WRITTEN TASK
Search the material below for the word "values" and copy every line in which it occurs.

***

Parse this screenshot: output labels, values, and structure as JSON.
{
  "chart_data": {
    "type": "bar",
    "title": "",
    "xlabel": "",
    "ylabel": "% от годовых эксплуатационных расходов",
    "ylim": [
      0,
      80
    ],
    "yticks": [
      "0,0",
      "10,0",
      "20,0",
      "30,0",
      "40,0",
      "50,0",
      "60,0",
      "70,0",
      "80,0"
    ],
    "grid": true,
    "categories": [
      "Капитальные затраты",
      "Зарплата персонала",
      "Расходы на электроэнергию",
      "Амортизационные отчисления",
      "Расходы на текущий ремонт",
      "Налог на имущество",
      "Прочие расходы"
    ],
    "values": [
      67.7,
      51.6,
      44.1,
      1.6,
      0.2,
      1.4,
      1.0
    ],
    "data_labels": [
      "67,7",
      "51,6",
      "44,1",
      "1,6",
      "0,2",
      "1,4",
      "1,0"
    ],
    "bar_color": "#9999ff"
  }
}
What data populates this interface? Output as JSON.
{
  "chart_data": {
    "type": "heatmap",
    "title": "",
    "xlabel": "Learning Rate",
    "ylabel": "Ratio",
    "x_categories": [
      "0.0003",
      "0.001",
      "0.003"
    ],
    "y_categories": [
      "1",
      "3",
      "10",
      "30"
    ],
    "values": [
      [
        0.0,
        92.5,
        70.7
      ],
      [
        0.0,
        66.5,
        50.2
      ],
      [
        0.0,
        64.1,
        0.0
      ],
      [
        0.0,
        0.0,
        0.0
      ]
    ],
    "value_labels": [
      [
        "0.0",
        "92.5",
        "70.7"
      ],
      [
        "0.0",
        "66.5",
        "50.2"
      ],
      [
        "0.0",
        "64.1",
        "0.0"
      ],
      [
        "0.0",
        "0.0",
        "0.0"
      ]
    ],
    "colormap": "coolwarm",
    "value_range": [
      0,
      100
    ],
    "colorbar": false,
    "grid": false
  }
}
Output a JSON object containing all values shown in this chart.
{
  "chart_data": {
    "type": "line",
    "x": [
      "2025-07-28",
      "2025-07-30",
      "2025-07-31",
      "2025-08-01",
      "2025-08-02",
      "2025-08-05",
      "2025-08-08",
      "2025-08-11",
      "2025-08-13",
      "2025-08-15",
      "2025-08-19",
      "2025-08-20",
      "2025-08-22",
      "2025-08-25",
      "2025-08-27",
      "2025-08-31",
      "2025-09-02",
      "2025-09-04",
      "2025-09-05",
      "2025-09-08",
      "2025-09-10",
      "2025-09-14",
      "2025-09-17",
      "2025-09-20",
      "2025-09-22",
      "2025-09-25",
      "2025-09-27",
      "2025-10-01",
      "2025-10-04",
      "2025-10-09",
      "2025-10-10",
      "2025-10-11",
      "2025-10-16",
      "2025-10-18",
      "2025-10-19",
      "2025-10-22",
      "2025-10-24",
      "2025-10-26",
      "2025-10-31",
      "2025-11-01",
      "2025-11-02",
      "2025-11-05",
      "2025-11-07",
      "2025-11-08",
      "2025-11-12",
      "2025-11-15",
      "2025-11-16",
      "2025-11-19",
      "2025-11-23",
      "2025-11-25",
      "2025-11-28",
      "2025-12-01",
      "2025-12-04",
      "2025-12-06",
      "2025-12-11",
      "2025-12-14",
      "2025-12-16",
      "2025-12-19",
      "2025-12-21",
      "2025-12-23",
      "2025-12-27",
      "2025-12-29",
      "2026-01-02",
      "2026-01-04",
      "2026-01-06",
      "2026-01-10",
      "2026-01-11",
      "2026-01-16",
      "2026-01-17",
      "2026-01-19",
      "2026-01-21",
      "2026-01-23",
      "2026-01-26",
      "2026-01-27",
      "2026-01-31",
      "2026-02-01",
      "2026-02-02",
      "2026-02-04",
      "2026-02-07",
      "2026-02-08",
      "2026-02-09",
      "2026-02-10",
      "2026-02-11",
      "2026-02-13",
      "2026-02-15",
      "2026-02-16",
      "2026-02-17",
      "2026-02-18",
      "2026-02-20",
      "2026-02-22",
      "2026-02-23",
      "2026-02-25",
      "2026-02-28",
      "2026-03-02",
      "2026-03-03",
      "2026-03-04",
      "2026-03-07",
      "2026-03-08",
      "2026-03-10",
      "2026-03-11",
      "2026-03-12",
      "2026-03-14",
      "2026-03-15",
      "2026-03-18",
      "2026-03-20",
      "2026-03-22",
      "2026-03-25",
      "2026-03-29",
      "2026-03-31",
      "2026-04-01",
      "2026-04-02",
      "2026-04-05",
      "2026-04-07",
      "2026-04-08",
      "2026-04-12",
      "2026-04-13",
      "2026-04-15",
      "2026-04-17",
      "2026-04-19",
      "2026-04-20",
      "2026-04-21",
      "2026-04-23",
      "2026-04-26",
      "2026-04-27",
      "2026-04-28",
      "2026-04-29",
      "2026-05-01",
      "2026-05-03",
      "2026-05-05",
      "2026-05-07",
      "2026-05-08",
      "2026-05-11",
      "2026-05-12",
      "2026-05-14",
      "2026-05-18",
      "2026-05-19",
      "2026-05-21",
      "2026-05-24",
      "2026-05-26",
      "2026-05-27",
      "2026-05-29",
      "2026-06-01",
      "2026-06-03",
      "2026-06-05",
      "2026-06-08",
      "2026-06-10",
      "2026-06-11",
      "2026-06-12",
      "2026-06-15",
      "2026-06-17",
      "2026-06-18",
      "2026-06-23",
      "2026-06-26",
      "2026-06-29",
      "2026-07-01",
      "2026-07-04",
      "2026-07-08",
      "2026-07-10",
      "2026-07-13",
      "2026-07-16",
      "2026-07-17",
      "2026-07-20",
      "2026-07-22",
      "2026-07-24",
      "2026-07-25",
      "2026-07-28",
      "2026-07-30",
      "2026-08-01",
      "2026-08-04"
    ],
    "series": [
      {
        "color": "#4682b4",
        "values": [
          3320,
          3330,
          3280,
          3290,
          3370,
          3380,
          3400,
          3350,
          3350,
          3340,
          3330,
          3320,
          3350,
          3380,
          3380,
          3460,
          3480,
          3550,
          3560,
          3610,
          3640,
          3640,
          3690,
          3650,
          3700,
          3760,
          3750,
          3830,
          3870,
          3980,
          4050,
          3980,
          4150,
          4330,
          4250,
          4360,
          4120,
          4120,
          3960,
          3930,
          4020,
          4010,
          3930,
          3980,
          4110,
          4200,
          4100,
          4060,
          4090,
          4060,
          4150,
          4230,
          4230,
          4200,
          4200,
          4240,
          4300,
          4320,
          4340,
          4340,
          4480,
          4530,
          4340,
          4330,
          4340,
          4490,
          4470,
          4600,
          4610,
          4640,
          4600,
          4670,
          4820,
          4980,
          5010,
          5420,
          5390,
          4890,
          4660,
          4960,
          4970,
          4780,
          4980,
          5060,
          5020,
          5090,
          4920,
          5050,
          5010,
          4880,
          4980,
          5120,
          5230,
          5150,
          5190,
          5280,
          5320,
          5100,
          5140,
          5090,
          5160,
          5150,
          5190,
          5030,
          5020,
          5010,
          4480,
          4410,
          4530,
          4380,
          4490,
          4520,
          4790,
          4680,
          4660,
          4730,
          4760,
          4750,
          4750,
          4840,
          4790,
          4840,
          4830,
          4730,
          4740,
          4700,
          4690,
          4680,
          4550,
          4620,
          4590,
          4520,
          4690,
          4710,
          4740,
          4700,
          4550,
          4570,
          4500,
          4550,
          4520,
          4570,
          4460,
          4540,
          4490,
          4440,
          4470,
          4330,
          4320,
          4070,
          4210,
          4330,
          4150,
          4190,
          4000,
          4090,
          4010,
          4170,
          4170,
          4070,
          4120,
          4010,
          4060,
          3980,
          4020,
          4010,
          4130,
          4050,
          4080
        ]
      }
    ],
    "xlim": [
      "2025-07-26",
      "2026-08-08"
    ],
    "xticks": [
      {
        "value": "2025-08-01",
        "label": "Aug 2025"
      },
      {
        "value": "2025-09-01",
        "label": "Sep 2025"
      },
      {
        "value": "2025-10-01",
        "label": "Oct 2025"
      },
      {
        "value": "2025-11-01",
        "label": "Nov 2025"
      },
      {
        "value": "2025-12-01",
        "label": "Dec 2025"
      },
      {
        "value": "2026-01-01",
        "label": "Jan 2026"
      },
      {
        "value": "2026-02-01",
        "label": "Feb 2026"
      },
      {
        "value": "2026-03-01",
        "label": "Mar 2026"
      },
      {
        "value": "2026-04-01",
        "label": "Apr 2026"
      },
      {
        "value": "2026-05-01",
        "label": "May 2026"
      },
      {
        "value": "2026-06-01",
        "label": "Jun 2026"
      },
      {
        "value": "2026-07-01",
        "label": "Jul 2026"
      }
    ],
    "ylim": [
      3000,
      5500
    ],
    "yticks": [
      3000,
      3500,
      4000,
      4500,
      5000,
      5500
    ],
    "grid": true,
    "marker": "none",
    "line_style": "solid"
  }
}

***

SOLUTION TO THE PROBLEM
Parse this screenshot: output labels, values, and structure as JSON.
    "values": [
    "values": [
Output a JSON object containing all values shown in this chart.
        "values": [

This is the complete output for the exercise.